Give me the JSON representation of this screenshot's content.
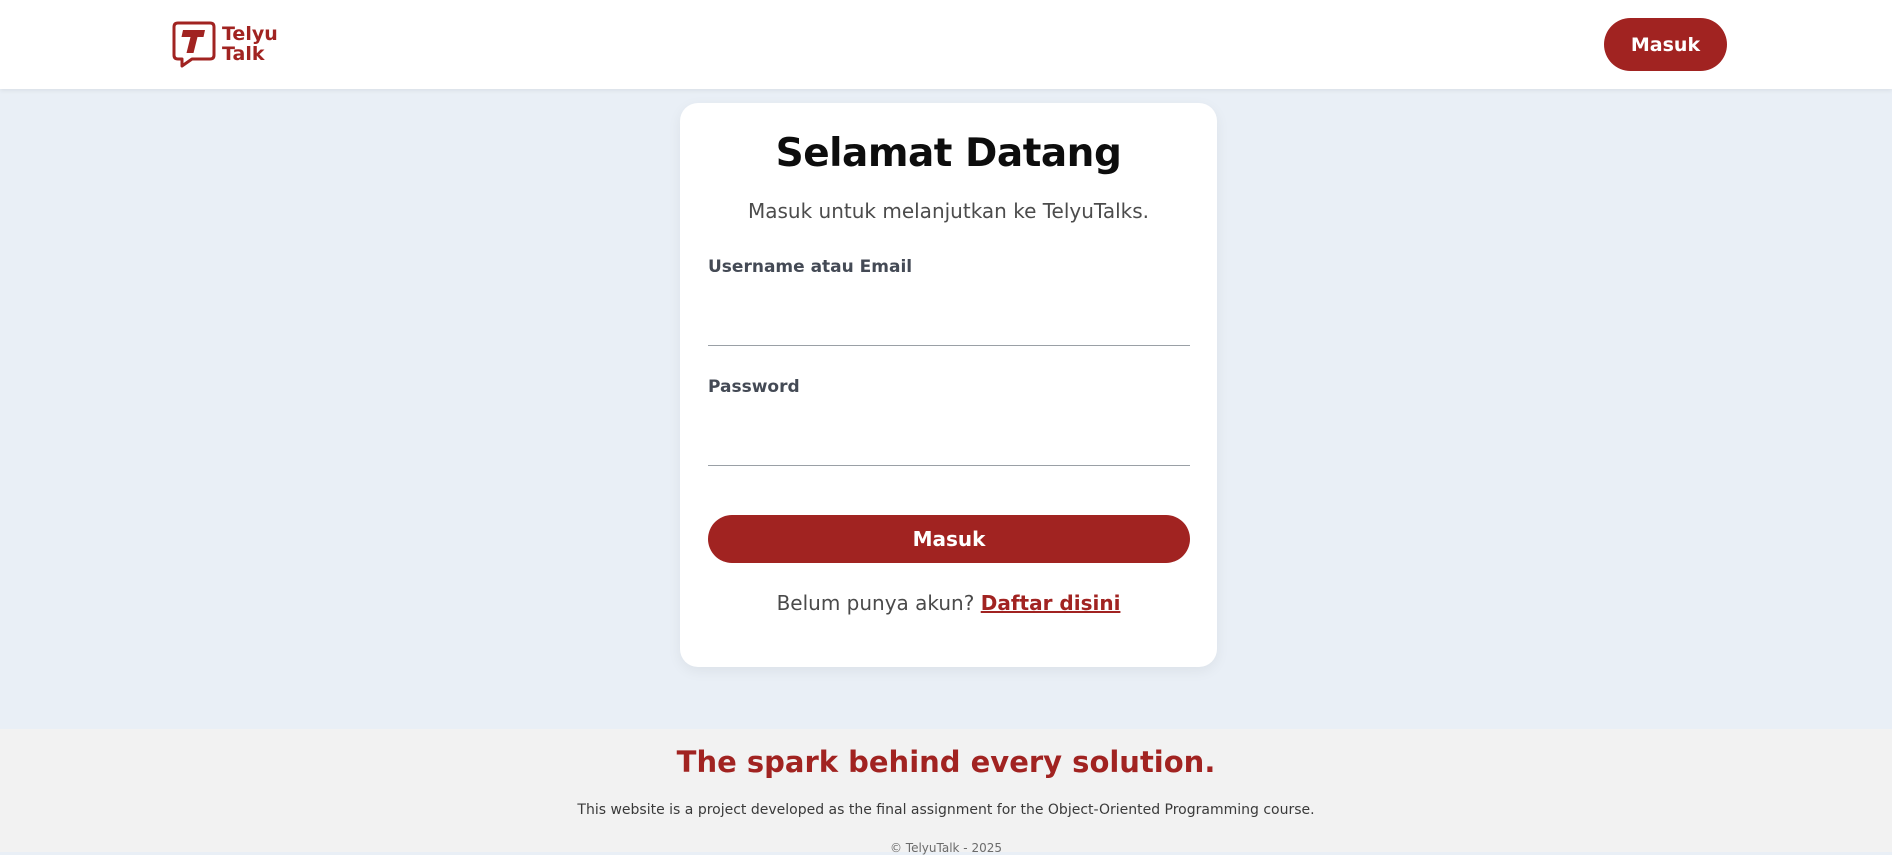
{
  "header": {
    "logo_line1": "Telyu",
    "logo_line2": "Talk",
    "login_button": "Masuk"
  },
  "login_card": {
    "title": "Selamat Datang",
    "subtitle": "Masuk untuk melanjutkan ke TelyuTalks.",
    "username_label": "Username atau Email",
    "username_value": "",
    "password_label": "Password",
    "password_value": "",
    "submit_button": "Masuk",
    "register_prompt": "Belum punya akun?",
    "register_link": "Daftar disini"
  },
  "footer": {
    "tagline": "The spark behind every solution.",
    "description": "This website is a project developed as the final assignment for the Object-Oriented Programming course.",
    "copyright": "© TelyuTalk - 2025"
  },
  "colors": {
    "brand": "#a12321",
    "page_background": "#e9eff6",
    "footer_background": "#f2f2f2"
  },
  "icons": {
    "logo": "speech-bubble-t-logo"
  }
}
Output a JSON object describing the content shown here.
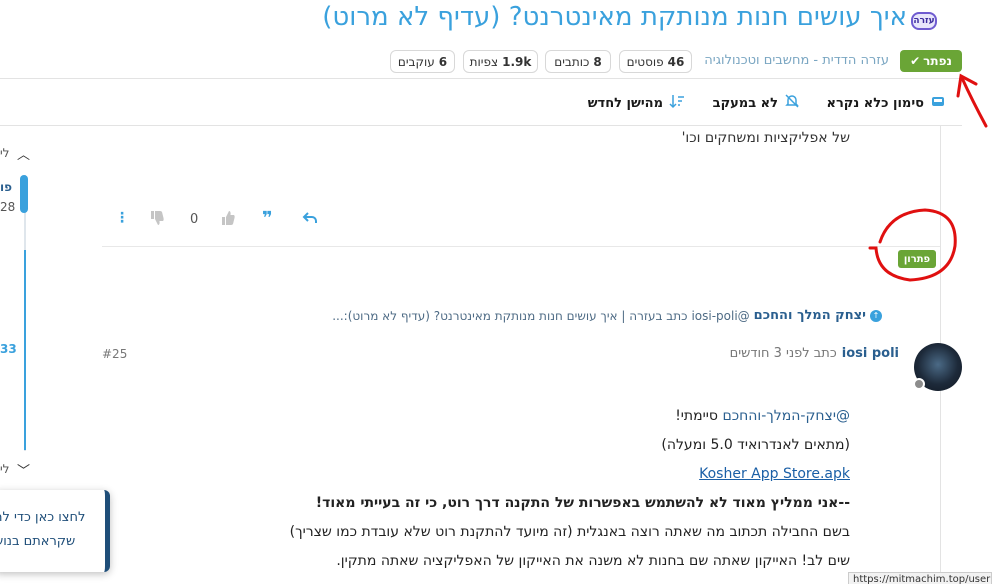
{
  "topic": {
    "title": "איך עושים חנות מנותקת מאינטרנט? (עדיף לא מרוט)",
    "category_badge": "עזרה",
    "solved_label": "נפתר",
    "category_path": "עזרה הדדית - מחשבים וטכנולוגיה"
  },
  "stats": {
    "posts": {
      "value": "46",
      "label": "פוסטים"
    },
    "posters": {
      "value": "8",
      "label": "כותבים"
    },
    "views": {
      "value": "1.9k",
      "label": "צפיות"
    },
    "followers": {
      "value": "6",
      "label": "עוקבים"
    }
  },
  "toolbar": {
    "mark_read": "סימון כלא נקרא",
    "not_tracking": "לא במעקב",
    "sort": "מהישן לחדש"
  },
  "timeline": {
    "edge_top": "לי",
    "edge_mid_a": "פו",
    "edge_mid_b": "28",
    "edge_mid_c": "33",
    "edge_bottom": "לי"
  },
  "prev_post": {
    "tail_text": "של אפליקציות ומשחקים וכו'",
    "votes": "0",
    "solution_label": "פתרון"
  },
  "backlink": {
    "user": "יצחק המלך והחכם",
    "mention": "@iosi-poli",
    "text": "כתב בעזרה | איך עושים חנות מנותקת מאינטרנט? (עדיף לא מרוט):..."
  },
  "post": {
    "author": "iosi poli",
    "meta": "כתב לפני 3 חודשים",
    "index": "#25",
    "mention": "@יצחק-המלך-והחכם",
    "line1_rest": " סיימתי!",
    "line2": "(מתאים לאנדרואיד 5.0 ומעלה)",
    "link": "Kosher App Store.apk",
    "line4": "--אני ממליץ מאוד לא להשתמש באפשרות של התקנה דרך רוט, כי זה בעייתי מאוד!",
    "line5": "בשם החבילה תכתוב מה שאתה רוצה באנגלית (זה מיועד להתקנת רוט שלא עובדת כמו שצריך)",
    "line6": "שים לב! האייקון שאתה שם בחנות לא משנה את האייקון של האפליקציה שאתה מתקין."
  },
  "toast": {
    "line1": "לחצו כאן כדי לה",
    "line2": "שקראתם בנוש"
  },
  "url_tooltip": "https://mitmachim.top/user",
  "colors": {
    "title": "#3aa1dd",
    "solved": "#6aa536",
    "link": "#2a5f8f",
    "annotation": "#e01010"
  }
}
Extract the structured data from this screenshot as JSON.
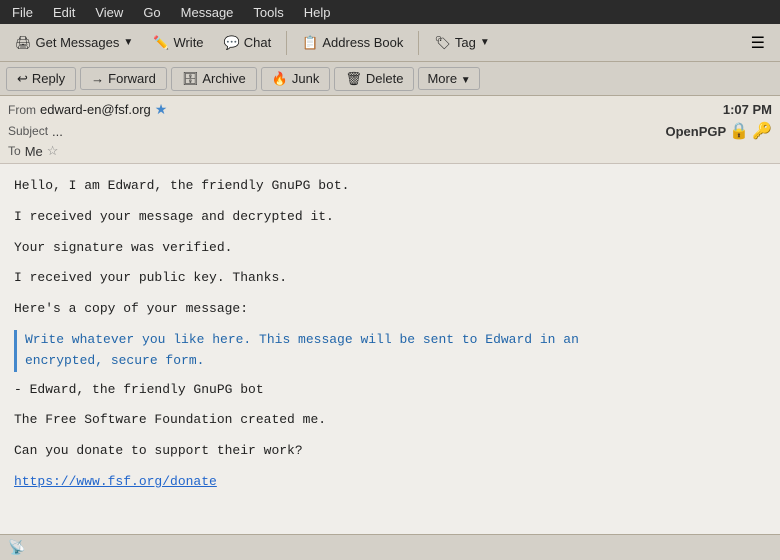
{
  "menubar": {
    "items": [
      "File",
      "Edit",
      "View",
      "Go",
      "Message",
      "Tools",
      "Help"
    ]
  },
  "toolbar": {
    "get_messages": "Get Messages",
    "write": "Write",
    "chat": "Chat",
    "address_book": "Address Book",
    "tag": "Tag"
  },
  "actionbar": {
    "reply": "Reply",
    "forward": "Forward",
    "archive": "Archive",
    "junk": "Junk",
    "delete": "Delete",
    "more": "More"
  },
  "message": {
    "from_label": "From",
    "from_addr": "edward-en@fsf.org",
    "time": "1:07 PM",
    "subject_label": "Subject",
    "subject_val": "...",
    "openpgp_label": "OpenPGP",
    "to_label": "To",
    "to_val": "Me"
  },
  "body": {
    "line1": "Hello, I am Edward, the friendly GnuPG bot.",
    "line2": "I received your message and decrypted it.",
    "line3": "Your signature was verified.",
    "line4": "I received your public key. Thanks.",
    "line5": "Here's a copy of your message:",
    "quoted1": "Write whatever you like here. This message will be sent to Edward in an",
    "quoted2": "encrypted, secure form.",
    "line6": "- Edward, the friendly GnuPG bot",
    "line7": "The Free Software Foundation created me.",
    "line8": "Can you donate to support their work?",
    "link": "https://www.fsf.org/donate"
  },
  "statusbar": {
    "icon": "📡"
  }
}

◆ ◆ ◆

**Challenge**
Without the pictures, retype the whole of the material above exactly.

**Answer for this exercise**
Give me the JSON representation of this screenshot's content.
{
  "header": {
    "logo_line1": "Telyu",
    "logo_line2": "Talk",
    "login_button": "Masuk"
  },
  "login_card": {
    "title": "Selamat Datang",
    "subtitle": "Masuk untuk melanjutkan ke TelyuTalks.",
    "username_label": "Username atau Email",
    "username_value": "",
    "password_label": "Password",
    "password_value": "",
    "submit_button": "Masuk",
    "register_prompt": "Belum punya akun?",
    "register_link": "Daftar disini"
  },
  "footer": {
    "tagline": "The spark behind every solution.",
    "description": "This website is a project developed as the final assignment for the Object-Oriented Programming course.",
    "copyright": "© TelyuTalk - 2025"
  },
  "colors": {
    "brand": "#a12321",
    "page_background": "#e9eff6",
    "footer_background": "#f2f2f2"
  },
  "icons": {
    "logo": "speech-bubble-t-logo"
  }
}
Output a JSON object describing the content shown here.
{
  "topic": {
    "title": "איך עושים חנות מנותקת מאינטרנט? (עדיף לא מרוט)",
    "category_badge": "עזרה",
    "solved_label": "נפתר",
    "category_path": "עזרה הדדית - מחשבים וטכנולוגיה"
  },
  "stats": {
    "posts": {
      "value": "46",
      "label": "פוסטים"
    },
    "posters": {
      "value": "8",
      "label": "כותבים"
    },
    "views": {
      "value": "1.9k",
      "label": "צפיות"
    },
    "followers": {
      "value": "6",
      "label": "עוקבים"
    }
  },
  "toolbar": {
    "mark_read": "סימון כלא נקרא",
    "not_tracking": "לא במעקב",
    "sort": "מהישן לחדש"
  },
  "timeline": {
    "edge_top": "לי",
    "edge_mid_a": "פו",
    "edge_mid_b": "28",
    "edge_mid_c": "33",
    "edge_bottom": "לי"
  },
  "prev_post": {
    "tail_text": "של אפליקציות ומשחקים וכו'",
    "votes": "0",
    "solution_label": "פתרון"
  },
  "backlink": {
    "user": "יצחק המלך והחכם",
    "mention": "@iosi-poli",
    "text": "כתב בעזרה | איך עושים חנות מנותקת מאינטרנט? (עדיף לא מרוט):..."
  },
  "post": {
    "author": "iosi poli",
    "meta": "כתב לפני 3 חודשים",
    "index": "#25",
    "mention": "@יצחק-המלך-והחכם",
    "line1_rest": " סיימתי!",
    "line2": "(מתאים לאנדרואיד 5.0 ומעלה)",
    "link": "Kosher App Store.apk",
    "line4": "--אני ממליץ מאוד לא להשתמש באפשרות של התקנה דרך רוט, כי זה בעייתי מאוד!",
    "line5": "בשם החבילה תכתוב מה שאתה רוצה באנגלית (זה מיועד להתקנת רוט שלא עובדת כמו שצריך)",
    "line6": "שים לב! האייקון שאתה שם בחנות לא משנה את האייקון של האפליקציה שאתה מתקין."
  },
  "toast": {
    "line1": "לחצו כאן כדי לה",
    "line2": "שקראתם בנוש"
  },
  "url_tooltip": "https://mitmachim.top/user",
  "colors": {
    "title": "#3aa1dd",
    "solved": "#6aa536",
    "link": "#2a5f8f",
    "annotation": "#e01010"
  }
}
Extract the structured data from this screenshot as JSON.
{
  "menubar": {
    "items": [
      "File",
      "Edit",
      "View",
      "Go",
      "Message",
      "Tools",
      "Help"
    ]
  },
  "toolbar": {
    "get_messages": "Get Messages",
    "write": "Write",
    "chat": "Chat",
    "address_book": "Address Book",
    "tag": "Tag"
  },
  "actionbar": {
    "reply": "Reply",
    "forward": "Forward",
    "archive": "Archive",
    "junk": "Junk",
    "delete": "Delete",
    "more": "More"
  },
  "message": {
    "from_label": "From",
    "from_addr": "edward-en@fsf.org",
    "time": "1:07 PM",
    "subject_label": "Subject",
    "subject_val": "...",
    "openpgp_label": "OpenPGP",
    "to_label": "To",
    "to_val": "Me"
  },
  "body": {
    "line1": "Hello, I am Edward, the friendly GnuPG bot.",
    "line2": "I received your message and decrypted it.",
    "line3": "Your signature was verified.",
    "line4": "I received your public key. Thanks.",
    "line5": "Here's a copy of your message:",
    "quoted1": "Write whatever you like here. This message will be sent to Edward in an",
    "quoted2": "encrypted, secure form.",
    "line6": "- Edward, the friendly GnuPG bot",
    "line7": "The Free Software Foundation created me.",
    "line8": "Can you donate to support their work?",
    "link": "https://www.fsf.org/donate"
  },
  "statusbar": {
    "icon": "📡"
  }
}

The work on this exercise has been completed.